Write out the listing below again, precisely as it is given.

>>>

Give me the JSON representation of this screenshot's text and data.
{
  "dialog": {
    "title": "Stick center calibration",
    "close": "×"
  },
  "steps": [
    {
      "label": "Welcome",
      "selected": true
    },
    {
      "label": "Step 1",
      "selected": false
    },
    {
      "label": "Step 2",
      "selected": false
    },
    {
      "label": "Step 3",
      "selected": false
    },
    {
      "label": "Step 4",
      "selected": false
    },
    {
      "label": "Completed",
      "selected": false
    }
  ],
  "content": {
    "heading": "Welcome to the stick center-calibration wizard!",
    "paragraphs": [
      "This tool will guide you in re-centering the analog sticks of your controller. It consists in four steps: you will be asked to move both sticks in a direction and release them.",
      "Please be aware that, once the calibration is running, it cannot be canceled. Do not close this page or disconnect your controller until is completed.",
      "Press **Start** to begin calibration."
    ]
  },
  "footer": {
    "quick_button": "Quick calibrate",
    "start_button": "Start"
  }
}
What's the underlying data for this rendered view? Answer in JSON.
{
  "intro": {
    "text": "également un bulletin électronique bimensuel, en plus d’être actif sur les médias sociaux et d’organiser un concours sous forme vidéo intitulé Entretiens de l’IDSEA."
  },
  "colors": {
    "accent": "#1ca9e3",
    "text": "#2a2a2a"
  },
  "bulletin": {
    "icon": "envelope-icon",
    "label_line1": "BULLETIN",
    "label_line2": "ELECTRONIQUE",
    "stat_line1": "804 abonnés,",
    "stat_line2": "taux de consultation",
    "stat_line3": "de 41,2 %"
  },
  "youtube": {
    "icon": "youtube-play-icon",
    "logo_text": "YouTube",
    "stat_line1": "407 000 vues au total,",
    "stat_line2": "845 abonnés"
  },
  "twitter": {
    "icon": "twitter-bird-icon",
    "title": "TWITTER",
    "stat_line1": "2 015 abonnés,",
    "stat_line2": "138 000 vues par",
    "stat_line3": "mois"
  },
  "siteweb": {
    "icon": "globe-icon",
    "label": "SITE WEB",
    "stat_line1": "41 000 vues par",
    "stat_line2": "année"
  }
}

<<<

*COMPLETE ANSWER*:
Give me the JSON representation of this screenshot's text and data.
{
  "dialog": {
    "title": "Stick center calibration",
    "close": "×"
  },
  "steps": [
    {
      "label": "Welcome",
      "selected": true
    },
    {
      "label": "Step 1",
      "selected": false
    },
    {
      "label": "Step 2",
      "selected": false
    },
    {
      "label": "Step 3",
      "selected": false
    },
    {
      "label": "Step 4",
      "selected": false
    },
    {
      "label": "Completed",
      "selected": false
    }
  ],
  "content": {
    "heading": "Welcome to the stick center-calibration wizard!",
    "paragraphs": [
      "This tool will guide you in re-centering the analog sticks of your controller. It consists in four steps: you will be asked to move both sticks in a direction and release them.",
      "Please be aware that, once the calibration is running, it cannot be canceled. Do not close this page or disconnect your controller until is completed.",
      "Press **Start** to begin calibration."
    ]
  },
  "footer": {
    "quick_button": "Quick calibrate",
    "start_button": "Start"
  }
}
What's the underlying data for this rendered view? Answer in JSON.
{
  "intro": {
    "text": "également un bulletin électronique bimensuel, en plus d’être actif sur les médias sociaux et d’organiser un concours sous forme vidéo intitulé Entretiens de l’IDSEA."
  },
  "colors": {
    "accent": "#1ca9e3",
    "text": "#2a2a2a"
  },
  "bulletin": {
    "icon": "envelope-icon",
    "label_line1": "BULLETIN",
    "label_line2": "ELECTRONIQUE",
    "stat_line1": "804 abonnés,",
    "stat_line2": "taux de consultation",
    "stat_line3": "de 41,2 %"
  },
  "youtube": {
    "icon": "youtube-play-icon",
    "logo_text": "YouTube",
    "stat_line1": "407 000 vues au total,",
    "stat_line2": "845 abonnés"
  },
  "twitter": {
    "icon": "twitter-bird-icon",
    "title": "TWITTER",
    "stat_line1": "2 015 abonnés,",
    "stat_line2": "138 000 vues par",
    "stat_line3": "mois"
  },
  "siteweb": {
    "icon": "globe-icon",
    "label": "SITE WEB",
    "stat_line1": "41 000 vues par",
    "stat_line2": "année"
  }
}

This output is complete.